**Task details**:
The listing below must be repeated word for word, with its images excluded.

**Task data**:
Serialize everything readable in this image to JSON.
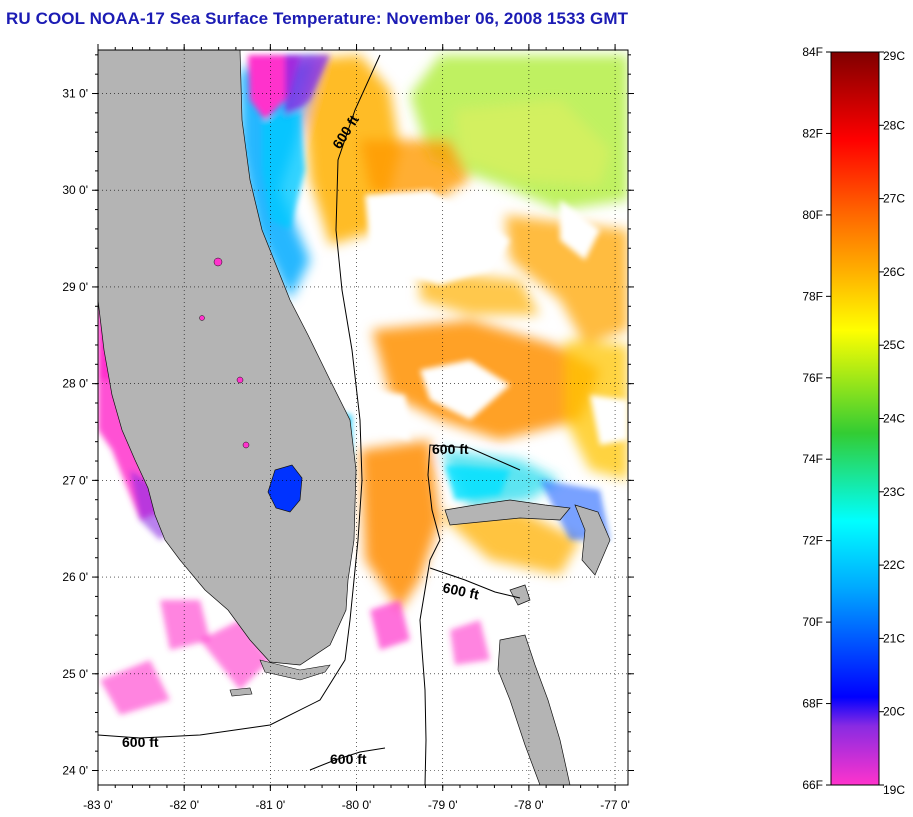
{
  "title": "RU COOL  NOAA-17  Sea Surface Temperature:  November 06, 2008 1533 GMT",
  "map": {
    "latitude_labels": [
      "31 0'",
      "30 0'",
      "29 0'",
      "28 0'",
      "27 0'",
      "26 0'",
      "25 0'",
      "24 0'"
    ],
    "longitude_labels": [
      "-83 0'",
      "-82 0'",
      "-81 0'",
      "-80 0'",
      "-79 0'",
      "-78 0'",
      "-77 0'"
    ],
    "latitude_values": [
      31,
      30,
      29,
      28,
      27,
      26,
      25,
      24
    ],
    "longitude_values": [
      -83,
      -82,
      -81,
      -80,
      -79,
      -78,
      -77
    ],
    "lat_range": [
      23.85,
      31.45
    ],
    "lon_range": [
      -83.0,
      -76.85
    ],
    "land_color": "#b4b4b4",
    "grid": "dotted",
    "contour_labels": [
      "600 ft",
      "600 ft",
      "600 ft",
      "600 ft",
      "600 ft"
    ]
  },
  "colorbar": {
    "fahrenheit_labels": [
      "84F",
      "82F",
      "80F",
      "78F",
      "76F",
      "74F",
      "72F",
      "70F",
      "68F",
      "66F"
    ],
    "celsius_labels": [
      "29C",
      "28C",
      "27C",
      "26C",
      "25C",
      "24C",
      "23C",
      "22C",
      "21C",
      "20C",
      "19C"
    ],
    "fahrenheit_range": [
      66,
      84
    ],
    "celsius_range": [
      19,
      29
    ],
    "colors_bottom_to_top": [
      "#ff33cc",
      "#8a2be2",
      "#0000ff",
      "#00aaff",
      "#00ffff",
      "#33cc33",
      "#ffff00",
      "#ffb000",
      "#ff6600",
      "#ff0000",
      "#800000"
    ]
  }
}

**Exercise result**:
Serialize everything readable in this image to JSON.
{
  "title": "RU COOL  NOAA-17  Sea Surface Temperature:  November 06, 2008 1533 GMT",
  "map": {
    "latitude_labels": [
      "31 0'",
      "30 0'",
      "29 0'",
      "28 0'",
      "27 0'",
      "26 0'",
      "25 0'",
      "24 0'"
    ],
    "longitude_labels": [
      "-83 0'",
      "-82 0'",
      "-81 0'",
      "-80 0'",
      "-79 0'",
      "-78 0'",
      "-77 0'"
    ],
    "latitude_values": [
      31,
      30,
      29,
      28,
      27,
      26,
      25,
      24
    ],
    "longitude_values": [
      -83,
      -82,
      -81,
      -80,
      -79,
      -78,
      -77
    ],
    "lat_range": [
      23.85,
      31.45
    ],
    "lon_range": [
      -83.0,
      -76.85
    ],
    "land_color": "#b4b4b4",
    "grid": "dotted",
    "contour_labels": [
      "600 ft",
      "600 ft",
      "600 ft",
      "600 ft",
      "600 ft"
    ]
  },
  "colorbar": {
    "fahrenheit_labels": [
      "84F",
      "82F",
      "80F",
      "78F",
      "76F",
      "74F",
      "72F",
      "70F",
      "68F",
      "66F"
    ],
    "celsius_labels": [
      "29C",
      "28C",
      "27C",
      "26C",
      "25C",
      "24C",
      "23C",
      "22C",
      "21C",
      "20C",
      "19C"
    ],
    "fahrenheit_range": [
      66,
      84
    ],
    "celsius_range": [
      19,
      29
    ],
    "colors_bottom_to_top": [
      "#ff33cc",
      "#8a2be2",
      "#0000ff",
      "#00aaff",
      "#00ffff",
      "#33cc33",
      "#ffff00",
      "#ffb000",
      "#ff6600",
      "#ff0000",
      "#800000"
    ]
  }
}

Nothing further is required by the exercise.